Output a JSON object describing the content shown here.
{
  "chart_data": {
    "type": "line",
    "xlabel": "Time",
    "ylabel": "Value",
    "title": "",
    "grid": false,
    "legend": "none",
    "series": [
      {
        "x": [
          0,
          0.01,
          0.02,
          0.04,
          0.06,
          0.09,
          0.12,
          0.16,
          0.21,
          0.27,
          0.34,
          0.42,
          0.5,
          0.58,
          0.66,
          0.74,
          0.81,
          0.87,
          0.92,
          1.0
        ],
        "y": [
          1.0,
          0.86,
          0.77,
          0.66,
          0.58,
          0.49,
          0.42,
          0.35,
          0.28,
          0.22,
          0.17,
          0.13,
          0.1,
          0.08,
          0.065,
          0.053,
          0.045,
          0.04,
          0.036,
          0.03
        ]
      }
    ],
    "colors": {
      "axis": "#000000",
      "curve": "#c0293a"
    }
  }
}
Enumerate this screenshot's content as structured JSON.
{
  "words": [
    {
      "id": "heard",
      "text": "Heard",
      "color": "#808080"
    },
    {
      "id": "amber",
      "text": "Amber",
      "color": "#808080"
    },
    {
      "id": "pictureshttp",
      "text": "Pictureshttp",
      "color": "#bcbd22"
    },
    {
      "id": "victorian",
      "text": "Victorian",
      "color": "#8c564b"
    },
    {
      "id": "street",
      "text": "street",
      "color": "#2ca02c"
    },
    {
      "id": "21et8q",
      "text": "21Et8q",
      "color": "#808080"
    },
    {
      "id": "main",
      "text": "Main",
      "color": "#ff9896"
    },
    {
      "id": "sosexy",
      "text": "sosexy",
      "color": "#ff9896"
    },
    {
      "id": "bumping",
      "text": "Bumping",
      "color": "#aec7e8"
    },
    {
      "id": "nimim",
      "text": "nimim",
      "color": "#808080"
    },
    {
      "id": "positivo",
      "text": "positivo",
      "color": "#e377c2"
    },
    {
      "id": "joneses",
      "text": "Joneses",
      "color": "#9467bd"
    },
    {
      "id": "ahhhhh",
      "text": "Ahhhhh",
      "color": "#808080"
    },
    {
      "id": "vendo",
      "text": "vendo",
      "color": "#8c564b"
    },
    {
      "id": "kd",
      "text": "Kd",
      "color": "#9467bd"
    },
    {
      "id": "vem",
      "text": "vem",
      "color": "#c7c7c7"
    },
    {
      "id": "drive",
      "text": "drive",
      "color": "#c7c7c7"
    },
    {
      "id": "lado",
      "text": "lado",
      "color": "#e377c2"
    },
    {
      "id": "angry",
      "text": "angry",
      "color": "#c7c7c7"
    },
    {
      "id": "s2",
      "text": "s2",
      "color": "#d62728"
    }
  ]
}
_ _ _ _
WHAT YOU HAVE TO DO: From the records above, extract each line exactly as shown.

ANSWER TO THE TASK:
Output a JSON object describing the content shown here.
{
  "chart_data": {
    "type": "line",
    "xlabel": "Time",
    "ylabel": "Value",
    "title": "",
    "grid": false,
    "legend": "none",
    "series": [
      {
        "x": [
          0,
          0.01,
          0.02,
          0.04,
          0.06,
          0.09,
          0.12,
          0.16,
          0.21,
          0.27,
          0.34,
          0.42,
          0.5,
          0.58,
          0.66,
          0.74,
          0.81,
          0.87,
          0.92,
          1.0
        ],
        "y": [
          1.0,
          0.86,
          0.77,
          0.66,
          0.58,
          0.49,
          0.42,
          0.35,
          0.28,
          0.22,
          0.17,
          0.13,
          0.1,
          0.08,
          0.065,
          0.053,
          0.045,
          0.04,
          0.036,
          0.03
        ]
      }
    ],
    "colors": {
      "axis": "#000000",
      "curve": "#c0293a"
    }
  }
}
Enumerate this screenshot's content as structured JSON.
{
  "words": [
    {
      "id": "heard",
      "text": "Heard",
      "color": "#808080"
    },
    {
      "id": "amber",
      "text": "Amber",
      "color": "#808080"
    },
    {
      "id": "pictureshttp",
      "text": "Pictureshttp",
      "color": "#bcbd22"
    },
    {
      "id": "victorian",
      "text": "Victorian",
      "color": "#8c564b"
    },
    {
      "id": "street",
      "text": "street",
      "color": "#2ca02c"
    },
    {
      "id": "21et8q",
      "text": "21Et8q",
      "color": "#808080"
    },
    {
      "id": "main",
      "text": "Main",
      "color": "#ff9896"
    },
    {
      "id": "sosexy",
      "text": "sosexy",
      "color": "#ff9896"
    },
    {
      "id": "bumping",
      "text": "Bumping",
      "color": "#aec7e8"
    },
    {
      "id": "nimim",
      "text": "nimim",
      "color": "#808080"
    },
    {
      "id": "positivo",
      "text": "positivo",
      "color": "#e377c2"
    },
    {
      "id": "joneses",
      "text": "Joneses",
      "color": "#9467bd"
    },
    {
      "id": "ahhhhh",
      "text": "Ahhhhh",
      "color": "#808080"
    },
    {
      "id": "vendo",
      "text": "vendo",
      "color": "#8c564b"
    },
    {
      "id": "kd",
      "text": "Kd",
      "color": "#9467bd"
    },
    {
      "id": "vem",
      "text": "vem",
      "color": "#c7c7c7"
    },
    {
      "id": "drive",
      "text": "drive",
      "color": "#c7c7c7"
    },
    {
      "id": "lado",
      "text": "lado",
      "color": "#e377c2"
    },
    {
      "id": "angry",
      "text": "angry",
      "color": "#c7c7c7"
    },
    {
      "id": "s2",
      "text": "s2",
      "color": "#d62728"
    }
  ]
}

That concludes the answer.